* [Provided information]:
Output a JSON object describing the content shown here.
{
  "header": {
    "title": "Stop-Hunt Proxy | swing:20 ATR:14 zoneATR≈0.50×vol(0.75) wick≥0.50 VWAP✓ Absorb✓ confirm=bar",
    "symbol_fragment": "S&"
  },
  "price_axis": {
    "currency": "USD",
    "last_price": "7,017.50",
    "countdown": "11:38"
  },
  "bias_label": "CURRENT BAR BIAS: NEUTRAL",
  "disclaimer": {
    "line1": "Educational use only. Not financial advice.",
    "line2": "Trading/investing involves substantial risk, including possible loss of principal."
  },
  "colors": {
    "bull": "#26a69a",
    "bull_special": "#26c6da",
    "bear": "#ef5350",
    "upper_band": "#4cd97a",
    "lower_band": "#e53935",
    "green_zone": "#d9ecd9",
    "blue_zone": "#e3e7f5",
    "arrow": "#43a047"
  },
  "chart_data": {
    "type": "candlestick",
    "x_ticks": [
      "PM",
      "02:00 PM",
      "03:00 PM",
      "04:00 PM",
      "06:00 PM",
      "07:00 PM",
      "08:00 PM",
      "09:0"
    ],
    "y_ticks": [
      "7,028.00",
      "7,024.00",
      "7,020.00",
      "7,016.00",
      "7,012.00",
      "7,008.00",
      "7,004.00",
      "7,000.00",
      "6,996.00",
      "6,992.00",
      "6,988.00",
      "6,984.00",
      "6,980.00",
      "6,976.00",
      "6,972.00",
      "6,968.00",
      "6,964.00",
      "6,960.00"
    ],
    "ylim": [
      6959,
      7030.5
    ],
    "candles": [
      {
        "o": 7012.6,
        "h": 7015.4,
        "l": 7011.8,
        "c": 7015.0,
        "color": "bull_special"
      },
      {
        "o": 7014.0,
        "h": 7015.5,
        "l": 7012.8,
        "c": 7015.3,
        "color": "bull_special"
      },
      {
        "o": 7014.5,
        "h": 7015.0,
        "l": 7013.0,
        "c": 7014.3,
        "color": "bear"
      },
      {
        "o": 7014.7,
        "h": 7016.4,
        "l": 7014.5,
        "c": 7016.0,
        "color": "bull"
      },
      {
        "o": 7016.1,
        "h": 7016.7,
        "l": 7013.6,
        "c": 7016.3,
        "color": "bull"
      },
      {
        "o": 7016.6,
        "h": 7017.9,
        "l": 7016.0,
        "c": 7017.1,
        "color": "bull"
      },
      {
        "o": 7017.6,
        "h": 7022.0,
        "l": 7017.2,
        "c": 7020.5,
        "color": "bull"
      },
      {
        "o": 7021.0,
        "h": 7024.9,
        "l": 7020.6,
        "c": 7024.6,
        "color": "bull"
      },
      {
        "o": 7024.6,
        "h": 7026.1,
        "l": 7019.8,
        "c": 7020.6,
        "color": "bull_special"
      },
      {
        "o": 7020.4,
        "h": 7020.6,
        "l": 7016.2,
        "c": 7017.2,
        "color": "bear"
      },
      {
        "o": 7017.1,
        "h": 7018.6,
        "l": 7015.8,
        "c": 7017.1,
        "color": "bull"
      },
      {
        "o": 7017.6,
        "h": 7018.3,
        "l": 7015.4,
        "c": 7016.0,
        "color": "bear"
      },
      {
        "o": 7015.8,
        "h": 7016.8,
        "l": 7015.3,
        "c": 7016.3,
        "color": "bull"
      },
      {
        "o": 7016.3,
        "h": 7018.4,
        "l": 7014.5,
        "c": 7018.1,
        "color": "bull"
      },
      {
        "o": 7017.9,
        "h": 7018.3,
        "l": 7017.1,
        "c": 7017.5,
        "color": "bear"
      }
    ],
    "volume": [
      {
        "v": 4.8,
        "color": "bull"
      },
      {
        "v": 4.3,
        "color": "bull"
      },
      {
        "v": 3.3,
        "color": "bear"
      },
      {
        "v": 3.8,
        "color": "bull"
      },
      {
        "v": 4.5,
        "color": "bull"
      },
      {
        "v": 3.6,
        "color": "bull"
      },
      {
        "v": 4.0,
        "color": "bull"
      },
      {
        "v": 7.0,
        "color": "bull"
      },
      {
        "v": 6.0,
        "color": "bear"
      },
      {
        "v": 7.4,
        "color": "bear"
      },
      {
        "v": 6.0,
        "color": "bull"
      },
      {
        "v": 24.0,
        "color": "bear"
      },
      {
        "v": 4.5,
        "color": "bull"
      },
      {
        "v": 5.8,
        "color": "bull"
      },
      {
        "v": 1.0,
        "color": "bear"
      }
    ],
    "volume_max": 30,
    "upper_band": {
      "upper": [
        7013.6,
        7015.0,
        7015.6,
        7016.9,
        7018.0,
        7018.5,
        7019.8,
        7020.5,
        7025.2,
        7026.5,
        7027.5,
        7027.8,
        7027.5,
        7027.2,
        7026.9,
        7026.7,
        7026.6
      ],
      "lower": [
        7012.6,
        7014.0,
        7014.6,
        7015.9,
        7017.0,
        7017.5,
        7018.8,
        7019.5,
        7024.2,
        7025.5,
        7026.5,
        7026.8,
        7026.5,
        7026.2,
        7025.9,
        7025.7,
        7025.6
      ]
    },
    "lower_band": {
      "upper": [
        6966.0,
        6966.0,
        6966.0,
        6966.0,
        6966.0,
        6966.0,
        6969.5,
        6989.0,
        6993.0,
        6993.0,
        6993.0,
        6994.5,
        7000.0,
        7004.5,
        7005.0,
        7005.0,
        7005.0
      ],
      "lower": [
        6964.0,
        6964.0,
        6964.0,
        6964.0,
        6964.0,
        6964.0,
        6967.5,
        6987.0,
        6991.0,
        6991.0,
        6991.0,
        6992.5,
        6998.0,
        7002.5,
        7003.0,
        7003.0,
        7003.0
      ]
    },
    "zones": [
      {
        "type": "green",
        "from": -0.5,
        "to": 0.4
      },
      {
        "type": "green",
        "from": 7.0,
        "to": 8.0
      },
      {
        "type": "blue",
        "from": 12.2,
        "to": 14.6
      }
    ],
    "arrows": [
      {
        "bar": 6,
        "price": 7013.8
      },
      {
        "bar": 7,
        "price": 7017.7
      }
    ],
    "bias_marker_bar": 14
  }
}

* [Problem to solve]: Find the word "type" and list each line it appears in.

* [Final result]:
    "type": "candlestick",
        "type": "green",
        "type": "green",
        "type": "blue",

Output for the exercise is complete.